Les victimes collatérales d’Ouagadougou

«Nos pensées vont aussi à ces dizaines de femmes dont personne ne parle et qui, aujourd’hui, doivent se sentir bien seules au monde», écrit Jacques Corcos à propos des Burkinabées.
Photo: Henk Badenhorst Getty Images «Nos pensées vont aussi à ces dizaines de femmes dont personne ne parle et qui, aujourd’hui, doivent se sentir bien seules au monde», écrit Jacques Corcos à propos des Burkinabées.

Nous venions de fermer les multiples caisses de matériel, instruments et nombreux objets nécessaires pour opérer adéquatement dans ces pays qui n’ont pas grand-chose dans leurs hôpitaux. Nous avions eu, juste la veille des attentats, un souper d’équipe pour les médecins, infirmières et volontaires. Nous étions tous très fébriles au moment de découvrir ou de retrouver notre petit village de Boromo, au Burkina Faso. Et puis, vendredi 13 janvier au soir, en plein milieu d’un entraînement sportif, nous recevons ce petit message texte qui nous annonçait que tout changeait : « As-tu vu ce qui se passe à Ouaga ? »

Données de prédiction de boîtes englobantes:
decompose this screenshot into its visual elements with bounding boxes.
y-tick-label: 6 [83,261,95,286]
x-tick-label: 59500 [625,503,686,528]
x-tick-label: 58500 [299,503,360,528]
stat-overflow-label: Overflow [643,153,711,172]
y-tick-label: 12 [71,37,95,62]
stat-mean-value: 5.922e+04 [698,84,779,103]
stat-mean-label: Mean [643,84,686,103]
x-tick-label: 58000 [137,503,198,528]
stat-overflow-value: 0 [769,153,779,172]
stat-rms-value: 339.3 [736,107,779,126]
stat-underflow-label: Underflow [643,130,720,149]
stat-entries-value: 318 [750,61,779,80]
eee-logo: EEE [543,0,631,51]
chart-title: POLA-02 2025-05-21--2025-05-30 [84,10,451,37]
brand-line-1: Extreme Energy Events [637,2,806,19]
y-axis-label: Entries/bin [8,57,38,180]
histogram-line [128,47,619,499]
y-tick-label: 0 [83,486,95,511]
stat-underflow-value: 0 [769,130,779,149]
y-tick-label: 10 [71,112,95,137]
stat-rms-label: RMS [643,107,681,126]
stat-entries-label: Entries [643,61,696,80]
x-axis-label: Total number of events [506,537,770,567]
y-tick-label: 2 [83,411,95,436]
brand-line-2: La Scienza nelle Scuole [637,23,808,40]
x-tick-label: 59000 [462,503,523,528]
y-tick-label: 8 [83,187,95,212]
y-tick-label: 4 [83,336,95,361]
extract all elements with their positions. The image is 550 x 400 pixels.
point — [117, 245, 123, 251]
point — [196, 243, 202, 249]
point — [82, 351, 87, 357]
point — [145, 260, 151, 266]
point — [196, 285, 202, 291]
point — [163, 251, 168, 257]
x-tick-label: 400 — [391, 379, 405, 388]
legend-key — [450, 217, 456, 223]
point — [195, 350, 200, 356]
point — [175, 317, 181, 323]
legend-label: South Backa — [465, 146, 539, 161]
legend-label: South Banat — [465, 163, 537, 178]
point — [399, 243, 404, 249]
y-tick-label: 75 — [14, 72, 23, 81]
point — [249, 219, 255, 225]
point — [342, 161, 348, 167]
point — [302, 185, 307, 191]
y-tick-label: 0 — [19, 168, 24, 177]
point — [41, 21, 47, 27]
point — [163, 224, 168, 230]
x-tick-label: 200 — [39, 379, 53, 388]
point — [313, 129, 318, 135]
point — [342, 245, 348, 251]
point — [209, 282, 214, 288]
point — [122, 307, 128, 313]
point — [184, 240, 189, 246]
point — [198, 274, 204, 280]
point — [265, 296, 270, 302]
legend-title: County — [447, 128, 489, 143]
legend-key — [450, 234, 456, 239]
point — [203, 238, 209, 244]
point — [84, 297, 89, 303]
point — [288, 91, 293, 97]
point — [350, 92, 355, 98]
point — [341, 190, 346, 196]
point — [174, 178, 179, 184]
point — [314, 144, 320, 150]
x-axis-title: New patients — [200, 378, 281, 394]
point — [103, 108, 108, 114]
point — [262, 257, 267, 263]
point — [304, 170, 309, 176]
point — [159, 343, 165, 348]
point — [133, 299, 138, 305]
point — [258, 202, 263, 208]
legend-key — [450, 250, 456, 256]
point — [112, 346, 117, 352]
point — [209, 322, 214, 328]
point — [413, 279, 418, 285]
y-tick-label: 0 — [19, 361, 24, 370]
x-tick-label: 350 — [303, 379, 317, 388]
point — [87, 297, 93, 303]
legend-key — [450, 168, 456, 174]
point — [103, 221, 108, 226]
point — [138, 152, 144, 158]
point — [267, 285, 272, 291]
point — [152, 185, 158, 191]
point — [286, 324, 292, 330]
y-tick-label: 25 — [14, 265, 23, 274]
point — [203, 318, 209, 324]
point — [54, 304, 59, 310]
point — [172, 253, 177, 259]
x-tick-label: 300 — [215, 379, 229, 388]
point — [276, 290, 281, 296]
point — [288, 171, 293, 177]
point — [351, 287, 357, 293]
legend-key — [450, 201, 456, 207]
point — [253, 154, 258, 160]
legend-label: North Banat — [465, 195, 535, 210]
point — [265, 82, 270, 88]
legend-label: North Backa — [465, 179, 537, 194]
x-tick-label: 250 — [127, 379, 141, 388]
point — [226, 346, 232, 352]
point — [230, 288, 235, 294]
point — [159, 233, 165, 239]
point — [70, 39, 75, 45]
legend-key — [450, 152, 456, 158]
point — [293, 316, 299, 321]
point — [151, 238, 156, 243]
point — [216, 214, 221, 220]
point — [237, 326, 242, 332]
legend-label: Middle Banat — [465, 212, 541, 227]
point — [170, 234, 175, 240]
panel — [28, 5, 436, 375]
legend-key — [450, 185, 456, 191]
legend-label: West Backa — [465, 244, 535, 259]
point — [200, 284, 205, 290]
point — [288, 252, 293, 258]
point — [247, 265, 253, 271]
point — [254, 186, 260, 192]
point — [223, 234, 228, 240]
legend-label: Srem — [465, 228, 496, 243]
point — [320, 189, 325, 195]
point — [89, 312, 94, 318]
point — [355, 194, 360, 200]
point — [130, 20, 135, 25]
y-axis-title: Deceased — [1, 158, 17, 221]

> [CONSIGNE] Poursuivez le texte sur les victimes collatérales d’Ouagadougou à partir de sa dernière phrase. Les données ci-dessus ne sont pas nécessaires.

> [RÉPONSE FINALE]
Beaucoup de choses ont été écrites sur ces attentats ignobles contre des civils désarmés et par surcroît des travailleurs humanitaires. Je n’en rajouterai pas. La grande majorité des Québécois ont découvert brutalement le Burkina Faso qu’ils étaient bien incapables de localiser sur une mappemonde quelques jours plus tôt.

Nous ne sommes pas de ceux qui sont facilement impressionnables. Notre organisation, Mères du monde en santé, seule ONG canadienne à prendre en charge les patients affligés par une complication des accouchements typique des pays pauvres — les fistules (trous) entre la vessie et le vagin — en a vu d’autres et a toujours maintenu ses missions, malgré l’Ebola, les crises politiques, la guerre du Mali, etc. Mais cette fois, nous avons décidé de reporter notre mission à beaucoup plus tard. Six Canadiens tués, ça en était trop pour l’équipe et leurs familles. Évidemment, tout cela a beaucoup de conséquences sur nous et notre fondation, mais la vraie question est : que va-t-il advenir de ces femmes qui nous attendaient ?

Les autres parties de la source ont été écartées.